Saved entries
=-=-=-=-=
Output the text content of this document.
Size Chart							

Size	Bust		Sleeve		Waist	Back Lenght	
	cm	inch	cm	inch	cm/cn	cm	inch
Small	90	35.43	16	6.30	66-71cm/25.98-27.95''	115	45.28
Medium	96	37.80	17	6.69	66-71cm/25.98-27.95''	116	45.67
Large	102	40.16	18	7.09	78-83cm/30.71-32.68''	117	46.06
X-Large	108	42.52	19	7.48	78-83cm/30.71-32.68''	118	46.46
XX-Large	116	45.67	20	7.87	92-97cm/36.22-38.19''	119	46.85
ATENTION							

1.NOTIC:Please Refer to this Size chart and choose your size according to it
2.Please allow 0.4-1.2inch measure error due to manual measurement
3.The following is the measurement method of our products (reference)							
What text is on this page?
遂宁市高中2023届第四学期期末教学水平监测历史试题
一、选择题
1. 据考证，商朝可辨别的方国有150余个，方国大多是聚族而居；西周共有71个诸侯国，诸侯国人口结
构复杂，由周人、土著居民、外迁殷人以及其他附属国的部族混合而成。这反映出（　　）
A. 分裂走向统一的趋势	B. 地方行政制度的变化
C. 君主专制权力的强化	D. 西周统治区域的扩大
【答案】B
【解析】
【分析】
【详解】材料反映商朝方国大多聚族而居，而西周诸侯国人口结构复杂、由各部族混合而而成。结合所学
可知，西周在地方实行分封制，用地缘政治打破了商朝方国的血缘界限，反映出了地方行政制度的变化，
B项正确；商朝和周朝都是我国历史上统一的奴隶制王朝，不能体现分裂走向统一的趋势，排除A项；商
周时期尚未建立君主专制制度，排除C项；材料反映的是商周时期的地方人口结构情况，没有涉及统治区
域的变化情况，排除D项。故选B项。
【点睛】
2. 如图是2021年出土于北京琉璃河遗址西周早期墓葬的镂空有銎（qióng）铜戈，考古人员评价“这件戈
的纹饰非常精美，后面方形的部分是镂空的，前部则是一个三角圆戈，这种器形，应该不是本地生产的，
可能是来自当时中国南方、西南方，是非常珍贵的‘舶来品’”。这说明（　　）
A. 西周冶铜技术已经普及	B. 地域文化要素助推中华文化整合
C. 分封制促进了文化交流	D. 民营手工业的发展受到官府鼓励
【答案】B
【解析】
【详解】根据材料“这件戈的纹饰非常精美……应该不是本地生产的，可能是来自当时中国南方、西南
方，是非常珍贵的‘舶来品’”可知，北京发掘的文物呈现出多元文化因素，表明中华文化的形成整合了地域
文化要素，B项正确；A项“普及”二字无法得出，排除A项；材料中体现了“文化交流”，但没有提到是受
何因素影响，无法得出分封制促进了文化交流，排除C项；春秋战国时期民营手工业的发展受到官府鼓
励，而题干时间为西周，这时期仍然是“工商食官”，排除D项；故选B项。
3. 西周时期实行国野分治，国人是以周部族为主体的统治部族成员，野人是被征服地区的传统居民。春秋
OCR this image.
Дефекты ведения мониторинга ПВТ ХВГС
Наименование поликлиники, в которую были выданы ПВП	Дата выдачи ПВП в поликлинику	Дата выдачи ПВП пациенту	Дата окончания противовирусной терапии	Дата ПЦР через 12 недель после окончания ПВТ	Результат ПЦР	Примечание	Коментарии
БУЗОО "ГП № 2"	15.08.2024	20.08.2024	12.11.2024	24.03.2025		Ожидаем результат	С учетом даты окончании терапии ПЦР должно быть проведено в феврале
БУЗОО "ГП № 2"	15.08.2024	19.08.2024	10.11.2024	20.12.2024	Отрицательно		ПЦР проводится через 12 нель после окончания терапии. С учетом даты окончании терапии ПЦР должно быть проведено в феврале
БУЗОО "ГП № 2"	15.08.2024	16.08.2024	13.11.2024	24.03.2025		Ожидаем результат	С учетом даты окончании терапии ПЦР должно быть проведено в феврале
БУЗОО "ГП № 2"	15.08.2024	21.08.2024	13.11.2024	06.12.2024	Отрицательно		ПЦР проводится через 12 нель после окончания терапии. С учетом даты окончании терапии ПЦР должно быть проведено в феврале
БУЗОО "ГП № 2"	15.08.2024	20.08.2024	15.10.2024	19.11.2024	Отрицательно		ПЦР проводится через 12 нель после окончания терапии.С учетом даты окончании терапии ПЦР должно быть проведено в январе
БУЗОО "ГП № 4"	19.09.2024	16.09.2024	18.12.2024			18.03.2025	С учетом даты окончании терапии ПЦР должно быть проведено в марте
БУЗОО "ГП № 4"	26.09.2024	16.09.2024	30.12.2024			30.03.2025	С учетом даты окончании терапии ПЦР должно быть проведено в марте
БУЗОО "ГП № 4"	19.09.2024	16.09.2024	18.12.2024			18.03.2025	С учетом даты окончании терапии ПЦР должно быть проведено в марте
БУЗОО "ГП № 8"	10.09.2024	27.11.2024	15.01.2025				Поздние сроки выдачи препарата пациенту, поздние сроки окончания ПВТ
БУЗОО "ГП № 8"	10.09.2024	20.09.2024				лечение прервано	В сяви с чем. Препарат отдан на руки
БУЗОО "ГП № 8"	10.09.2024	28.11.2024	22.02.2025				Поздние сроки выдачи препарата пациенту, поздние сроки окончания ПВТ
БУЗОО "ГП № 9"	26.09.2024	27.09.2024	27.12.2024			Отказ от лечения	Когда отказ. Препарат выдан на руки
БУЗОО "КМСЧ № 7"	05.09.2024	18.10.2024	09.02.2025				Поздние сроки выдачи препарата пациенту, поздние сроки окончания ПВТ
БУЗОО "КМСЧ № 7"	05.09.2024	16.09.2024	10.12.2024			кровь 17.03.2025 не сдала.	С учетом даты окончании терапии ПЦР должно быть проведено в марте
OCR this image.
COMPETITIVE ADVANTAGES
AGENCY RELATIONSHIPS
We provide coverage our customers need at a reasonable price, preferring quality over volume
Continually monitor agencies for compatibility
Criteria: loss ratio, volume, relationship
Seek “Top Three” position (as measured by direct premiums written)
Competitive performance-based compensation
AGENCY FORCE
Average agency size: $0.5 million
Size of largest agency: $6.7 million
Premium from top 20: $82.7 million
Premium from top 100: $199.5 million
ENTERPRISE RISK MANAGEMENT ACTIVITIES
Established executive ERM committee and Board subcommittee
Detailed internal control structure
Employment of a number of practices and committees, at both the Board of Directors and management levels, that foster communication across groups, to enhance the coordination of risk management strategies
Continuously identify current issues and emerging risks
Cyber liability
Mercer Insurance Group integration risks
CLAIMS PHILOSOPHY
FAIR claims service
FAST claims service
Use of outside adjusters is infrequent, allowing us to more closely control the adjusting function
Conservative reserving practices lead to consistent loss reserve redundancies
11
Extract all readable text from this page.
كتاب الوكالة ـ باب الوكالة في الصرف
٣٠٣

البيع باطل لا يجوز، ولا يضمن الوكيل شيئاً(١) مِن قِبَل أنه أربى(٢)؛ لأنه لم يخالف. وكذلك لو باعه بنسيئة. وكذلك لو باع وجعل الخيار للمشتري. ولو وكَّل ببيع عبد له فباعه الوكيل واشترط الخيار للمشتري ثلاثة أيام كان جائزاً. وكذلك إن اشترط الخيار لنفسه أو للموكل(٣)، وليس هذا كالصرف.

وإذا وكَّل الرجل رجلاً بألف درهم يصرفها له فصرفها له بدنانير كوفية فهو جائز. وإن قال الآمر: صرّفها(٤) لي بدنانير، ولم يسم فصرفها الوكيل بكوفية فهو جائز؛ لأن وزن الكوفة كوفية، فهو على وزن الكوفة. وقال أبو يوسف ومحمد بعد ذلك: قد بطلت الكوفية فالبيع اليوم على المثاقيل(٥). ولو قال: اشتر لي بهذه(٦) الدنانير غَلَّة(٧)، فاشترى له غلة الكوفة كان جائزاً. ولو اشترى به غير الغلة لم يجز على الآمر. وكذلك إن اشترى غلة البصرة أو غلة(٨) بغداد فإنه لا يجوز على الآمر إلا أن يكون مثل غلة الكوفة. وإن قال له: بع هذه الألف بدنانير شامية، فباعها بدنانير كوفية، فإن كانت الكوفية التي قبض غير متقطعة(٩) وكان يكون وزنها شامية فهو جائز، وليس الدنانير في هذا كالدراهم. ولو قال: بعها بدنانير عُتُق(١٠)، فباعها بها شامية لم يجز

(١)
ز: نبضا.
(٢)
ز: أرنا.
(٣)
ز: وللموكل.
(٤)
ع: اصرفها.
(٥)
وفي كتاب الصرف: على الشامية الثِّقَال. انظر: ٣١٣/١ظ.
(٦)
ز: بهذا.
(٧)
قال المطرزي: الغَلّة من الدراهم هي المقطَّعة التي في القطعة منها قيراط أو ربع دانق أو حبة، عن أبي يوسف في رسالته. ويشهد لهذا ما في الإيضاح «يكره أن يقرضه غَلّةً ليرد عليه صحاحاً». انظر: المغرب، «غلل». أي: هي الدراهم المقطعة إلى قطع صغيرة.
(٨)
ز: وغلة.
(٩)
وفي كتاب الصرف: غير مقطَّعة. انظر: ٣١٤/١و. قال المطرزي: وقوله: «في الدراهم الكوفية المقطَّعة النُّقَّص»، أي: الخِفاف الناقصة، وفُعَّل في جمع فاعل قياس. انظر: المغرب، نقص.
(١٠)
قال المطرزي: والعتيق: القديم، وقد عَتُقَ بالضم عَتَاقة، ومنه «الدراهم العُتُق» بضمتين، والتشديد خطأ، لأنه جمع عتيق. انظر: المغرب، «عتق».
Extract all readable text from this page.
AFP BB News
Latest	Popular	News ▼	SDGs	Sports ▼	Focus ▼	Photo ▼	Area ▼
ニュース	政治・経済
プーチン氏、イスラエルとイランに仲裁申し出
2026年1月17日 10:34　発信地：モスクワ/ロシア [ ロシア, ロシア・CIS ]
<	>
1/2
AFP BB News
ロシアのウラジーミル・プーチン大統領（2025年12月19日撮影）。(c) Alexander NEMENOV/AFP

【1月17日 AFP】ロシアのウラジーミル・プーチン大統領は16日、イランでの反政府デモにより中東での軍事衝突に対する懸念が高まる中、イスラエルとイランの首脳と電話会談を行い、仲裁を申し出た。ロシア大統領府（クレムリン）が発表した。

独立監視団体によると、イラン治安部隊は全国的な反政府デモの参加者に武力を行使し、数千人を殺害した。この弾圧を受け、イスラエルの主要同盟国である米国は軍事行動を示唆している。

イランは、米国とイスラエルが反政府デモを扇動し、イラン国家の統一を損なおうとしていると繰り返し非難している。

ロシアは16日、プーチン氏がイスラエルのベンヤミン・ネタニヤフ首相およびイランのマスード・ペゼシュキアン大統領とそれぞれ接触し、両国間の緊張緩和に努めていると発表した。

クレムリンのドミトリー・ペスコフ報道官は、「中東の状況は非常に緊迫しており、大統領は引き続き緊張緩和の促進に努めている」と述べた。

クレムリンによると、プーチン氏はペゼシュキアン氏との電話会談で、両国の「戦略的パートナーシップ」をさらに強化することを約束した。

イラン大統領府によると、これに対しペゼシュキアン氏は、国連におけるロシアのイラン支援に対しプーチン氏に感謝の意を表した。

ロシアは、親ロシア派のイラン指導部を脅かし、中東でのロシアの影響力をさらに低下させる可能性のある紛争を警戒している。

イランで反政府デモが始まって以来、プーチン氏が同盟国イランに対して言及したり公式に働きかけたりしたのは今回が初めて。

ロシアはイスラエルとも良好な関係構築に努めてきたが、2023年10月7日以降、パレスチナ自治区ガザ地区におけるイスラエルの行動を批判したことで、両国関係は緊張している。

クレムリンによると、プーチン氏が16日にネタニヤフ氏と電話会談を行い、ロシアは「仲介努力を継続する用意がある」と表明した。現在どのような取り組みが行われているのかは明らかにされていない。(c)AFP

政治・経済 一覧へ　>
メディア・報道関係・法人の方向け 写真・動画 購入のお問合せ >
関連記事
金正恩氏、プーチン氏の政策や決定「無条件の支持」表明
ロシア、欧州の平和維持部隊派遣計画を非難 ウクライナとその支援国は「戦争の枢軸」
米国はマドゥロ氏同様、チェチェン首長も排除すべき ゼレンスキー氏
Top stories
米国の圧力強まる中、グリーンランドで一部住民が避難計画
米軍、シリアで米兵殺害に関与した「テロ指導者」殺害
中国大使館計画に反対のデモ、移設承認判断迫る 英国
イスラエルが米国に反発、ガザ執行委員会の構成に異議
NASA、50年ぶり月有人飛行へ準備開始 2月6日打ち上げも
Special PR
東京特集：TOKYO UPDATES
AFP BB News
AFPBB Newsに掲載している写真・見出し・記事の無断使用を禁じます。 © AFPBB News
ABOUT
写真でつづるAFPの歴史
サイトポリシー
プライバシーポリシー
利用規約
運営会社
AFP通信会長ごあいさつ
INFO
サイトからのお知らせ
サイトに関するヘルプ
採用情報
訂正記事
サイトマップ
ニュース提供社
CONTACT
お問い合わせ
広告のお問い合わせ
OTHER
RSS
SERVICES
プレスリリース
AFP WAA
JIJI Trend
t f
=-=-=-=-=
Copy the lines from the entries above in which the word "risks" appears.

» **TASK SOLUTION**
Continuously identify current issues and emerging risks
Mercer Insurance Group integration risks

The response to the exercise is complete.